**Work instructions:** Return the count of lines that hold the string "ylabel", with no other words.

**Data to process:**
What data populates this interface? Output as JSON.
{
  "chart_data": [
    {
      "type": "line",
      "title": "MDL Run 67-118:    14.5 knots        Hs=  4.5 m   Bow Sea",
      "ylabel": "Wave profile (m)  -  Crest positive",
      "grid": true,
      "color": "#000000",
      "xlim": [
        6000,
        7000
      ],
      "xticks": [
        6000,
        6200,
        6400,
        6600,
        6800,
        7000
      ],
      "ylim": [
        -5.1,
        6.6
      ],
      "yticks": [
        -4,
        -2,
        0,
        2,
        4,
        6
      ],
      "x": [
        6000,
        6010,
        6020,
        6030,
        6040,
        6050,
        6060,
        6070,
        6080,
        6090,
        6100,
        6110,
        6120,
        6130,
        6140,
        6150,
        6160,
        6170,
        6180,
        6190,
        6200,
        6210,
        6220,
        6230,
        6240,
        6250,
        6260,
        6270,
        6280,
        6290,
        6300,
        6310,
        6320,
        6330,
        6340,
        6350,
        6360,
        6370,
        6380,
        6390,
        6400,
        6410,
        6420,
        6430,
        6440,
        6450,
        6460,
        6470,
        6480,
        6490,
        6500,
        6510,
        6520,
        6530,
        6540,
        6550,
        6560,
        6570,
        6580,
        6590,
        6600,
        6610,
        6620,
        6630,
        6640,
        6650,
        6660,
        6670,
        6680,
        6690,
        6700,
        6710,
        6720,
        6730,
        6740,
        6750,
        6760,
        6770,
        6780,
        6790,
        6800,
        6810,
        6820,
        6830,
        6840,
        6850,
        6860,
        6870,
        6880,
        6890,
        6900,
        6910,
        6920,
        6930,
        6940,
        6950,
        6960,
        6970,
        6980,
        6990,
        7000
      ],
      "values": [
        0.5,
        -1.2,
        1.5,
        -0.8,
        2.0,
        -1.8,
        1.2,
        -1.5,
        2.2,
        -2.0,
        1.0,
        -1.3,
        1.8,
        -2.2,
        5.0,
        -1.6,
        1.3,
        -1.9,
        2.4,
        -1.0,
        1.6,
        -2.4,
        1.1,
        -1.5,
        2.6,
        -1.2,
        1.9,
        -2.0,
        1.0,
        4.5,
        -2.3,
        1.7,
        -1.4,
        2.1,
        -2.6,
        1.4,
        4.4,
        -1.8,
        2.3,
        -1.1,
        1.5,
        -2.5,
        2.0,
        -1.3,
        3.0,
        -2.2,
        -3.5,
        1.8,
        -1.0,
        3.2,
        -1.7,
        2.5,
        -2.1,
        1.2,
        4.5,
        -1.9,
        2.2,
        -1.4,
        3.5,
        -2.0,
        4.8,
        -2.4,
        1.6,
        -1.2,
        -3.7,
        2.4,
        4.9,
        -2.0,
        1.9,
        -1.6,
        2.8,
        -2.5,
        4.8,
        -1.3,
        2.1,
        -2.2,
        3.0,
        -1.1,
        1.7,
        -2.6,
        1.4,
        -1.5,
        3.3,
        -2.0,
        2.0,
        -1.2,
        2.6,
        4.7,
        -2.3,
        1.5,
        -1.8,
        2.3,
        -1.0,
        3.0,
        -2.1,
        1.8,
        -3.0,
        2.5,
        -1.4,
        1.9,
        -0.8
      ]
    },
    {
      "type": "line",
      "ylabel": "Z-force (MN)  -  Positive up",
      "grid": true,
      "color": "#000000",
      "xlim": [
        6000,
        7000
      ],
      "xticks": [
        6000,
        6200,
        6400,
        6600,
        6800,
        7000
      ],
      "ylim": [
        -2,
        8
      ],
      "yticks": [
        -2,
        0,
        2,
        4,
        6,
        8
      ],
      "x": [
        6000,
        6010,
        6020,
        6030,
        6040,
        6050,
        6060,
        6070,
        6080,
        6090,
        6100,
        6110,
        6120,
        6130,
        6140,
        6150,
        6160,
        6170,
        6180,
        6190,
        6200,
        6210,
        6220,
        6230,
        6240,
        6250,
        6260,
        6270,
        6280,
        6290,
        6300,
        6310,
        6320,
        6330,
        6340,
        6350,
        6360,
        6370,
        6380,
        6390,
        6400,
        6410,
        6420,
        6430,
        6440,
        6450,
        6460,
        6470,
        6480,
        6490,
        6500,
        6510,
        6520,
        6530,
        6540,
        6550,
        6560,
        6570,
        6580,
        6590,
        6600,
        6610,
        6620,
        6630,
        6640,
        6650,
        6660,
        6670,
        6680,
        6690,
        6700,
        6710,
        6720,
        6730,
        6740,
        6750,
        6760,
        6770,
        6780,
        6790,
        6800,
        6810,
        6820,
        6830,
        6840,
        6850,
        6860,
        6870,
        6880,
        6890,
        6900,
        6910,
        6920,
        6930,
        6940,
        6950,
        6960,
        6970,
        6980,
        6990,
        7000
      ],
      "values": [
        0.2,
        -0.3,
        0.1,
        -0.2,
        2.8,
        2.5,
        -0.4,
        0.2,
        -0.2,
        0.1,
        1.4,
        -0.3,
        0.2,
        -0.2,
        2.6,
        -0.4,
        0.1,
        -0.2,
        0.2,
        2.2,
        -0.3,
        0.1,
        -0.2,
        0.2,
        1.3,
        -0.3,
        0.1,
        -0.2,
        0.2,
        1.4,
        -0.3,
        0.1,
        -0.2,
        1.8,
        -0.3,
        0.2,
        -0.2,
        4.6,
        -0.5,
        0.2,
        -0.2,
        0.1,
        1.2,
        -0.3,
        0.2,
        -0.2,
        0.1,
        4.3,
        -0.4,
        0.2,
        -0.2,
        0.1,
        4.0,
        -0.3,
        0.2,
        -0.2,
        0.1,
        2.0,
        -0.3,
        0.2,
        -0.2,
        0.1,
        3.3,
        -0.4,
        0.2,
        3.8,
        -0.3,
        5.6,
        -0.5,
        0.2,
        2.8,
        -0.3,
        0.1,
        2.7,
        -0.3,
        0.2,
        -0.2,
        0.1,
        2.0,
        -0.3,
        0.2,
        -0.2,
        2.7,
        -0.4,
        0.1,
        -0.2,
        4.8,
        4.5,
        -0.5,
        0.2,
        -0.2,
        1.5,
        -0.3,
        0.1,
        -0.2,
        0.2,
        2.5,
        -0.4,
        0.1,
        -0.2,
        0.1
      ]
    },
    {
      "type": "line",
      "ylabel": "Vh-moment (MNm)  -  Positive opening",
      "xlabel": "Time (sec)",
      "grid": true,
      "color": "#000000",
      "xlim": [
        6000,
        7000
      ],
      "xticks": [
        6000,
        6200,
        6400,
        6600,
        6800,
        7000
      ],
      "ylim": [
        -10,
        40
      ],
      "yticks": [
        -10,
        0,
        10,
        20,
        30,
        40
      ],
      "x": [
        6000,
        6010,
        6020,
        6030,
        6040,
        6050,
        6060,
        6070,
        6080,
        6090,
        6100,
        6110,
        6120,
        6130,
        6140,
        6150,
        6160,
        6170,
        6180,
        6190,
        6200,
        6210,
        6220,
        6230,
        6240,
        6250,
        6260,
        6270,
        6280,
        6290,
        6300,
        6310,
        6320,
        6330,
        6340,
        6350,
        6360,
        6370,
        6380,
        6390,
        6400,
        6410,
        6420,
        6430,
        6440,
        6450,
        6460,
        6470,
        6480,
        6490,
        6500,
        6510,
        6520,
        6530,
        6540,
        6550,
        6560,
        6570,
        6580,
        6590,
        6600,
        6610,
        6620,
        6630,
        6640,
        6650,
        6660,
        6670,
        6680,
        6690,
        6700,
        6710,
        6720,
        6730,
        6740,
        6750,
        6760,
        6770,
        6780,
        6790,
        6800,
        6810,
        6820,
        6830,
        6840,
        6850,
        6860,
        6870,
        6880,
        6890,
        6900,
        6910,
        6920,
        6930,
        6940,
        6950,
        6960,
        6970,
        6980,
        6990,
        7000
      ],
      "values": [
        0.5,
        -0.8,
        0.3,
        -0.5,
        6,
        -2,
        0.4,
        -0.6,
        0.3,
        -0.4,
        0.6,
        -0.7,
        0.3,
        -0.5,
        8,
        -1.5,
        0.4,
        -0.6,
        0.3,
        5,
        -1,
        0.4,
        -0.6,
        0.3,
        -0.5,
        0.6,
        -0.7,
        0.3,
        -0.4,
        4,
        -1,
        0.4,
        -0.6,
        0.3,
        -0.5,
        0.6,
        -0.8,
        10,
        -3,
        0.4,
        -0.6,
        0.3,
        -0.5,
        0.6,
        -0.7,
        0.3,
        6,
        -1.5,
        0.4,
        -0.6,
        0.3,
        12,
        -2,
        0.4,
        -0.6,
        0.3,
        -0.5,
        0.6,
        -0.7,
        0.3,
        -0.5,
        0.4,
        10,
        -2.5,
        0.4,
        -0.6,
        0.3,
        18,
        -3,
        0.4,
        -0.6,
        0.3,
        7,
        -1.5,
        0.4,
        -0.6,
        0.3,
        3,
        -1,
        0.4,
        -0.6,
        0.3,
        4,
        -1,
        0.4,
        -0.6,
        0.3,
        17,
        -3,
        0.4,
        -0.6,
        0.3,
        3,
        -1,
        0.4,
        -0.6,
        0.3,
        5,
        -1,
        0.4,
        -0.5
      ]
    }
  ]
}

**Solution for this exercise:** 3